■ Given text
——

# Dakota Grasslands



## RC_minn (Nov 29, 2017)

It has been awhile since anyone posted or discussed Coyote hunting in the Grasslands of ND. I am looking for thoughts or advice from anyone that has hunted them recently. I am looking to get out where it is a bit more wide open and quiet than where I live in West Central Minnesota. A road trip is always fun 

So ... There are the two larger areas - The Little Missouri National Grassland in the west and the Sheyenne National Grassland in SE ND.

Experiences or thoughts? Looking at late January to Late February as the time to hunt.

Thanks!


----------



## Plainsman (Jul 30, 2003)

Keep this in mind. When everything is good habitat which section out of the 30 sections within their territory will you find them. When only ten percent of the area is good habitat your odds go way up. There are more coyotes in the Badlands of western North Dakota, but they are much easier to find in the eastern farmland with a few cattail wetlands and tree belts. Find a small wooded creek surrounded a couple miles on each side by a biological desert (fall till) and your golden. I still go to the Badlands because the scenery and the isolation are the best parts of the hunt. As I get older I like to shoot more than I like to hunt. I take a lot of ammo because there are rocks at 1000 yards on the side of buttes that need to die.

——

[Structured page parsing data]
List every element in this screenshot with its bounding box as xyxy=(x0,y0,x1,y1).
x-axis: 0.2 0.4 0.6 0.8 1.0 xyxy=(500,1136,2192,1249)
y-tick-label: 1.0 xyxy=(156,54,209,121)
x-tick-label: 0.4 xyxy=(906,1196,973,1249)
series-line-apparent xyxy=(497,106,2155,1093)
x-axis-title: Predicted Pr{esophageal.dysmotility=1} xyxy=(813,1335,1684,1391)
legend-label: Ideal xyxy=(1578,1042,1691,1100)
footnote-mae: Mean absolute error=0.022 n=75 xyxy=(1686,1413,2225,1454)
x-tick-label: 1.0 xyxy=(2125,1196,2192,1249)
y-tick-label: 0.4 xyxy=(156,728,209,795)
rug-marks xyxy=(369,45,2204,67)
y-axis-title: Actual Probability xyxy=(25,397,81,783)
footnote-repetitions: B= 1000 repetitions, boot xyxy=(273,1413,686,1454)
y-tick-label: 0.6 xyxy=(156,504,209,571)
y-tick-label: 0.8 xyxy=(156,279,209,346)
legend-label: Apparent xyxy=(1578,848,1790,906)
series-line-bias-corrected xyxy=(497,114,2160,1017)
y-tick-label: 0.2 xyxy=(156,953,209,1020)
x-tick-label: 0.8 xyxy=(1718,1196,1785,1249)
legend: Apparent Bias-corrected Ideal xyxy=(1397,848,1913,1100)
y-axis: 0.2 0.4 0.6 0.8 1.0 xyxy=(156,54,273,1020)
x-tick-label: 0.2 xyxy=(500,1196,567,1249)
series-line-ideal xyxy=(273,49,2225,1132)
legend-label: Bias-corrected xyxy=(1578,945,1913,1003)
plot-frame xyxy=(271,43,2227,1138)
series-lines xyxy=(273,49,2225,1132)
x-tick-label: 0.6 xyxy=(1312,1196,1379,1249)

——

■ List of tasks
a. Summarize the Dakota Grasslands thread in two sentences.
b. Continue the Dakota Grasslands thread from its last post.

■ Responses to the tasks
a. A hunter from West Central Minnesota asks for recent experiences or advice on coyote hunting in North Dakota's grasslands, naming the Little Missouri and Sheyenne National Grasslands and a window of late January to late February. A reply says the western Badlands hold more coyotes, but they are easier to find in eastern farmland where scarce habitat such as a small wooded creek concentrates them, though the replier still goes to the Badlands for the scenery and isolation.

b.
----------



## RC_minn (Nov 29, 2017)

Thanks Plainsman ... i like the wide open spaces as well ... so I will probably do a Western ND trip.

The SE ND location has lots of cattle country and farm land around it.

Sorry it took me so long to reply ... been busy a bit


----------



## blhunter3 (May 5, 2007)

Stay east of the Missiouri River. Like Plainsman said, they are easier to find in eastern ND. Also do yourself a favor and find areas where there are a lot of cattle, so farmers start calving in January, but most are late Febraury and March. When calving time comes around the coyotes are thick. Also try to find people with prairie maggots (sheep) as they will start lambing in March and sheep and lambs are huge targets for yotes.

Shelter belts, cattail sloughs, and livestock are magnets.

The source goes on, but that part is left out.